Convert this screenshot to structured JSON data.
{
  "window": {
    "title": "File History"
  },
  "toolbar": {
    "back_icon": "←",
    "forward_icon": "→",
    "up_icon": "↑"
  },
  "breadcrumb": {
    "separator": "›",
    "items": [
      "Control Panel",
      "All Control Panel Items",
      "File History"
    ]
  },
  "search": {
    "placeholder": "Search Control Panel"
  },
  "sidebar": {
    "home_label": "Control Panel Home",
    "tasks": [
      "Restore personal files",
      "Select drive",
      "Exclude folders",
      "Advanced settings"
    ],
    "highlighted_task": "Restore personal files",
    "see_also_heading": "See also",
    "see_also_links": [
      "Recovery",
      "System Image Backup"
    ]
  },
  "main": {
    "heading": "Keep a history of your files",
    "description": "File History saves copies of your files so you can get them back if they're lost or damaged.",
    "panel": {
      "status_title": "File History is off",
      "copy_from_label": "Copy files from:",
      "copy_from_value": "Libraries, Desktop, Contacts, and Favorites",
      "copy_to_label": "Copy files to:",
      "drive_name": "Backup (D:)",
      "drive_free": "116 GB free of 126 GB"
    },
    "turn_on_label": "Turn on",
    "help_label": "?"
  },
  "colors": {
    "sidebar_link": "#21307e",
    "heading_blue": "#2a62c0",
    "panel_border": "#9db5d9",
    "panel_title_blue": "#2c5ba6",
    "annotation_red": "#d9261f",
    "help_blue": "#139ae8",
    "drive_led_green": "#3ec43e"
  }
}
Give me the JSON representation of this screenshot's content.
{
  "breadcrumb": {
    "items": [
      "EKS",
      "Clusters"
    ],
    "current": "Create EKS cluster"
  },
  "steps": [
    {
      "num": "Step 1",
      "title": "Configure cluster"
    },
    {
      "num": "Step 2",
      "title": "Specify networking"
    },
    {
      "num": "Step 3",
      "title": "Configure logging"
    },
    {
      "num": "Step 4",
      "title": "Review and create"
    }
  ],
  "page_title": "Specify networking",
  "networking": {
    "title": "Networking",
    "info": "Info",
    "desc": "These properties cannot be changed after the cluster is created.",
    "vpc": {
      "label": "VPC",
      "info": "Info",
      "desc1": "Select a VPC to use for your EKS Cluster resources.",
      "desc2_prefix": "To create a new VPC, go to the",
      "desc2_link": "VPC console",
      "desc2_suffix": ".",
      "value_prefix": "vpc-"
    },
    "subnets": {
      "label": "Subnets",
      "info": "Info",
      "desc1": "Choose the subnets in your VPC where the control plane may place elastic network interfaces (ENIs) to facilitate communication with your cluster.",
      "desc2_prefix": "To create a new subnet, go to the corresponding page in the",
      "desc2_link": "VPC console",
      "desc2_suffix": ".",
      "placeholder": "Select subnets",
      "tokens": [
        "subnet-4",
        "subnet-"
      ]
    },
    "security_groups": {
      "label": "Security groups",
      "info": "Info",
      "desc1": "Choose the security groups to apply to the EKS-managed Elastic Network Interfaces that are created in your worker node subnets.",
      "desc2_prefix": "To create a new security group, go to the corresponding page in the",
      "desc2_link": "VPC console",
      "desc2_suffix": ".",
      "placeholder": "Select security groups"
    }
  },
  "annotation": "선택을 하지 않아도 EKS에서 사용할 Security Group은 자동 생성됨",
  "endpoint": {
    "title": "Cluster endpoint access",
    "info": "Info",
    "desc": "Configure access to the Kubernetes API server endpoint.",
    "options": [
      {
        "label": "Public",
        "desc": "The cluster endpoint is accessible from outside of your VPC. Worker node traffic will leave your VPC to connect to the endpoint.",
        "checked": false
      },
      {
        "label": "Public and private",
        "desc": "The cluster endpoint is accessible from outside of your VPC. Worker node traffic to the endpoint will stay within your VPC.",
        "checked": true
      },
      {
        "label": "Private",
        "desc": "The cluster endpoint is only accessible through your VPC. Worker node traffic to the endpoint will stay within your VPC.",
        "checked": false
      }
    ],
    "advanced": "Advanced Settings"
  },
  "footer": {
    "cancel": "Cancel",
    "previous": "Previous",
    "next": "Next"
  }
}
- - - -
GIVEN INSTRUCTION: Print every record above exactly as written.

THE SOLUTION:
Convert this screenshot to structured JSON data.
{
  "window": {
    "title": "File History"
  },
  "toolbar": {
    "back_icon": "←",
    "forward_icon": "→",
    "up_icon": "↑"
  },
  "breadcrumb": {
    "separator": "›",
    "items": [
      "Control Panel",
      "All Control Panel Items",
      "File History"
    ]
  },
  "search": {
    "placeholder": "Search Control Panel"
  },
  "sidebar": {
    "home_label": "Control Panel Home",
    "tasks": [
      "Restore personal files",
      "Select drive",
      "Exclude folders",
      "Advanced settings"
    ],
    "highlighted_task": "Restore personal files",
    "see_also_heading": "See also",
    "see_also_links": [
      "Recovery",
      "System Image Backup"
    ]
  },
  "main": {
    "heading": "Keep a history of your files",
    "description": "File History saves copies of your files so you can get them back if they're lost or damaged.",
    "panel": {
      "status_title": "File History is off",
      "copy_from_label": "Copy files from:",
      "copy_from_value": "Libraries, Desktop, Contacts, and Favorites",
      "copy_to_label": "Copy files to:",
      "drive_name": "Backup (D:)",
      "drive_free": "116 GB free of 126 GB"
    },
    "turn_on_label": "Turn on",
    "help_label": "?"
  },
  "colors": {
    "sidebar_link": "#21307e",
    "heading_blue": "#2a62c0",
    "panel_border": "#9db5d9",
    "panel_title_blue": "#2c5ba6",
    "annotation_red": "#d9261f",
    "help_blue": "#139ae8",
    "drive_led_green": "#3ec43e"
  }
}
Give me the JSON representation of this screenshot's content.
{
  "breadcrumb": {
    "items": [
      "EKS",
      "Clusters"
    ],
    "current": "Create EKS cluster"
  },
  "steps": [
    {
      "num": "Step 1",
      "title": "Configure cluster"
    },
    {
      "num": "Step 2",
      "title": "Specify networking"
    },
    {
      "num": "Step 3",
      "title": "Configure logging"
    },
    {
      "num": "Step 4",
      "title": "Review and create"
    }
  ],
  "page_title": "Specify networking",
  "networking": {
    "title": "Networking",
    "info": "Info",
    "desc": "These properties cannot be changed after the cluster is created.",
    "vpc": {
      "label": "VPC",
      "info": "Info",
      "desc1": "Select a VPC to use for your EKS Cluster resources.",
      "desc2_prefix": "To create a new VPC, go to the",
      "desc2_link": "VPC console",
      "desc2_suffix": ".",
      "value_prefix": "vpc-"
    },
    "subnets": {
      "label": "Subnets",
      "info": "Info",
      "desc1": "Choose the subnets in your VPC where the control plane may place elastic network interfaces (ENIs) to facilitate communication with your cluster.",
      "desc2_prefix": "To create a new subnet, go to the corresponding page in the",
      "desc2_link": "VPC console",
      "desc2_suffix": ".",
      "placeholder": "Select subnets",
      "tokens": [
        "subnet-4",
        "subnet-"
      ]
    },
    "security_groups": {
      "label": "Security groups",
      "info": "Info",
      "desc1": "Choose the security groups to apply to the EKS-managed Elastic Network Interfaces that are created in your worker node subnets.",
      "desc2_prefix": "To create a new security group, go to the corresponding page in the",
      "desc2_link": "VPC console",
      "desc2_suffix": ".",
      "placeholder": "Select security groups"
    }
  },
  "annotation": "선택을 하지 않아도 EKS에서 사용할 Security Group은 자동 생성됨",
  "endpoint": {
    "title": "Cluster endpoint access",
    "info": "Info",
    "desc": "Configure access to the Kubernetes API server endpoint.",
    "options": [
      {
        "label": "Public",
        "desc": "The cluster endpoint is accessible from outside of your VPC. Worker node traffic will leave your VPC to connect to the endpoint.",
        "checked": false
      },
      {
        "label": "Public and private",
        "desc": "The cluster endpoint is accessible from outside of your VPC. Worker node traffic to the endpoint will stay within your VPC.",
        "checked": true
      },
      {
        "label": "Private",
        "desc": "The cluster endpoint is only accessible through your VPC. Worker node traffic to the endpoint will stay within your VPC.",
        "checked": false
      }
    ],
    "advanced": "Advanced Settings"
  },
  "footer": {
    "cancel": "Cancel",
    "previous": "Previous",
    "next": "Next"
  }
}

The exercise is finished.